- [INSTRUCTION]:
Search the material for "text" and show all lines that contain it.

- [ENTRIES SHOWN]:

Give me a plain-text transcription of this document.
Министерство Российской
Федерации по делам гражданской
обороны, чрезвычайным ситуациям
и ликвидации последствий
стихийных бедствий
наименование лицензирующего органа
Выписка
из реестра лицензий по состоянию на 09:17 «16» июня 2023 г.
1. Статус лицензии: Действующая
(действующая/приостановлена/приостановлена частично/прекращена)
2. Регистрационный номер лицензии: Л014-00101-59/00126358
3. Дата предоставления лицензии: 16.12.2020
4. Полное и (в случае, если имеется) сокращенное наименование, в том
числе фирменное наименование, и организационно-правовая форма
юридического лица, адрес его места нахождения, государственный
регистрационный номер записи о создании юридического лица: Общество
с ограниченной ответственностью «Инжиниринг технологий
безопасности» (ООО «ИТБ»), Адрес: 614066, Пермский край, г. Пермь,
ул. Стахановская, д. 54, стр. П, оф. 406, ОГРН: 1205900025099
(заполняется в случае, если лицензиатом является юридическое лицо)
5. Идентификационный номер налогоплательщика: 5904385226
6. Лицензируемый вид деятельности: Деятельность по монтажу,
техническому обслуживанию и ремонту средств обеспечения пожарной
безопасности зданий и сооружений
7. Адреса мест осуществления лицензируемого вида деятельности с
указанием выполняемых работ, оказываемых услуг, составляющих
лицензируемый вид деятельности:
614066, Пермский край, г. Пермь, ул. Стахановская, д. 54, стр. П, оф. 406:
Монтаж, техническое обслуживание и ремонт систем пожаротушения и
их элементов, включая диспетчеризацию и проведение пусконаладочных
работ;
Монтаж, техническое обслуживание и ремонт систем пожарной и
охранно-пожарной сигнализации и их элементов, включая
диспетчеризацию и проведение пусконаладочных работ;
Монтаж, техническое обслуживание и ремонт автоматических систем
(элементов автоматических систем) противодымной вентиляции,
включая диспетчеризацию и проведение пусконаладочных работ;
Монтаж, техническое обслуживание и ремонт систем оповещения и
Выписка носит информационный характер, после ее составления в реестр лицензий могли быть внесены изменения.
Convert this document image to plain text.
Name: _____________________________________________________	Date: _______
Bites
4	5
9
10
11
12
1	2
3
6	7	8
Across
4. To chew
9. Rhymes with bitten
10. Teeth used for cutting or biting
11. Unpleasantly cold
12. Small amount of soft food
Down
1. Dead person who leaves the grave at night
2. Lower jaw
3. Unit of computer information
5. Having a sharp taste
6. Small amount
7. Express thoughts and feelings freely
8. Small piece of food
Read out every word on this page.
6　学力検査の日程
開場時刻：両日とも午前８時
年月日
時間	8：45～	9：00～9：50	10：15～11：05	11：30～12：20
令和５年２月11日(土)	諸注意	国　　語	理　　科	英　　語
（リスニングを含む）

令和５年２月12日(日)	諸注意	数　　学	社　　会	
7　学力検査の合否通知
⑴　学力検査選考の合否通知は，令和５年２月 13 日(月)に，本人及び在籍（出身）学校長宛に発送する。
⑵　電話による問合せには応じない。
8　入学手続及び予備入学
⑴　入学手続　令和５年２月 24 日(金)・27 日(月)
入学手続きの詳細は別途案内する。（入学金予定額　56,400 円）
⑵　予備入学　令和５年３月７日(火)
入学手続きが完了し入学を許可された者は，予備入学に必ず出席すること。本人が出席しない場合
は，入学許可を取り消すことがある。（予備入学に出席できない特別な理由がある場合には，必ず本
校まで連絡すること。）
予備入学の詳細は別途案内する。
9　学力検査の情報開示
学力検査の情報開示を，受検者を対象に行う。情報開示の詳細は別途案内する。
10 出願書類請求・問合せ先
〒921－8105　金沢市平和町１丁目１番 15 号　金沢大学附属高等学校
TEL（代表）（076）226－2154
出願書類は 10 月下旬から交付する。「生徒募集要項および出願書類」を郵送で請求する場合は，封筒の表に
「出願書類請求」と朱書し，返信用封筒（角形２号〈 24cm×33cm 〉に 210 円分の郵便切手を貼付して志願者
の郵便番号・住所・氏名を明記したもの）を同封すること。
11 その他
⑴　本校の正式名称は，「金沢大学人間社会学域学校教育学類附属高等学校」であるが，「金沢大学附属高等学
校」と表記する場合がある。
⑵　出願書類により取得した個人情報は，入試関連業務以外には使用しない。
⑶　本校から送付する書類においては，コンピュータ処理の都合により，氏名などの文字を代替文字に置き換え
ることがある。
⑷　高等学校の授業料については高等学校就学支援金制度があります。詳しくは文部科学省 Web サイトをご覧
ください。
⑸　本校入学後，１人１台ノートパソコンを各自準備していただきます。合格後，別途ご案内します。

- [RESPONSE TO THE TASK]:
Give me a plain-text transcription of this document.
Convert this document image to plain text.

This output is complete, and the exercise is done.